> _Data excerpts_:
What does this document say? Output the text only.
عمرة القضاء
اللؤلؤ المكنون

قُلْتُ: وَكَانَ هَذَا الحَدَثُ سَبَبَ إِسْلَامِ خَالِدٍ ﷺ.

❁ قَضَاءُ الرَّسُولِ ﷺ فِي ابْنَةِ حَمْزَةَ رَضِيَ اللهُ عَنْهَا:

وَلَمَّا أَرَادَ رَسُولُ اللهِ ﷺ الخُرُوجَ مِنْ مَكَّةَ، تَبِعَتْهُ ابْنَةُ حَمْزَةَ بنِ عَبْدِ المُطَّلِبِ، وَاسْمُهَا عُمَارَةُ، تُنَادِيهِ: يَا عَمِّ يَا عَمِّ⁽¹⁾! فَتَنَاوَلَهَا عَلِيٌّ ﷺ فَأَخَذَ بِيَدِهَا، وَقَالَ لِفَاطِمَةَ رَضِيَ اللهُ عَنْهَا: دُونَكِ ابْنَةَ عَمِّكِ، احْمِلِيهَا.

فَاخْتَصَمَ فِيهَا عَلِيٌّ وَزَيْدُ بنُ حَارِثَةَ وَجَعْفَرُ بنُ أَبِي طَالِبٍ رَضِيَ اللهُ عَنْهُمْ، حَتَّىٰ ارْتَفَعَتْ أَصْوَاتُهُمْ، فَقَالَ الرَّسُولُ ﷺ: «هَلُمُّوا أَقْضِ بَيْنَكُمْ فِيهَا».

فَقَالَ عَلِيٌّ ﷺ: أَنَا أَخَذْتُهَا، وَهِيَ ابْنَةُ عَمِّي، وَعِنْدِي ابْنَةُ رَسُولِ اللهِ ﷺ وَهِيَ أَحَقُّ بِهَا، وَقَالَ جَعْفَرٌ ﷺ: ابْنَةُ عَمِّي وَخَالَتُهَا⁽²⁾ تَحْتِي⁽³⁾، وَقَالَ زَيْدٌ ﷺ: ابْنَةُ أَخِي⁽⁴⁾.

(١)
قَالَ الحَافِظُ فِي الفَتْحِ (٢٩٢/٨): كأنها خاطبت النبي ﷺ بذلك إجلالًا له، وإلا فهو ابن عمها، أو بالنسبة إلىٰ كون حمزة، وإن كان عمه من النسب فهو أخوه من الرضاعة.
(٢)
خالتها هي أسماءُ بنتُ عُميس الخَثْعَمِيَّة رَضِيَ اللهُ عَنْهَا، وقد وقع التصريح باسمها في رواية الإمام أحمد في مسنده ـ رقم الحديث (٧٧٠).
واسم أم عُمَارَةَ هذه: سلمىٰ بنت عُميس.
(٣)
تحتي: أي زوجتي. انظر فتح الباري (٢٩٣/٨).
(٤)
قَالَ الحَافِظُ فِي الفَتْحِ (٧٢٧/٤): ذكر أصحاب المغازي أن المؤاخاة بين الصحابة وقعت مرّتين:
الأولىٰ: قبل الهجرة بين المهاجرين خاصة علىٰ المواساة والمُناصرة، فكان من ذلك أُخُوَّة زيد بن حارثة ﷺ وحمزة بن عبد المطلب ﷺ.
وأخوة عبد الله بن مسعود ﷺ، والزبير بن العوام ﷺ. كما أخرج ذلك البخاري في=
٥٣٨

--

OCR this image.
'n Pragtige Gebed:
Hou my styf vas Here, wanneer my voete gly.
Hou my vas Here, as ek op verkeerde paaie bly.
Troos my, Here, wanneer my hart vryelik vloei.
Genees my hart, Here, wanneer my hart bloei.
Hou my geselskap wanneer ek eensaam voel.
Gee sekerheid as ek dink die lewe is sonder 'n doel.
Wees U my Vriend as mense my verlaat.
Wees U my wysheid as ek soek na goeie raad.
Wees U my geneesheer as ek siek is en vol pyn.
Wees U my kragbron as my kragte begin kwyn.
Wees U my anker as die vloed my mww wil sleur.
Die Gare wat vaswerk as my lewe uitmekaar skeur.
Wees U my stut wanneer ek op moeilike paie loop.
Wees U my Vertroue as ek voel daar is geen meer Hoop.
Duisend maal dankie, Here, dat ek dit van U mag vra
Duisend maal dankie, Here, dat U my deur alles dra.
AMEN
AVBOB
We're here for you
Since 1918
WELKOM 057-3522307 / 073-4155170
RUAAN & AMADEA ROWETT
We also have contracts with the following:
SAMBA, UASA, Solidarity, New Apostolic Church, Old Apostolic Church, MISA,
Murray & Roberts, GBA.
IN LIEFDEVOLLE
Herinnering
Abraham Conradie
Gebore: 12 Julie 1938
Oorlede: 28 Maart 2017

> _The problem_: Gather and return every line that holds the string "hart".

> _Result_:
Troos my, Here, wanneer my hart vryelik vloei.
Genees my hart, Here, wanneer my hart bloei.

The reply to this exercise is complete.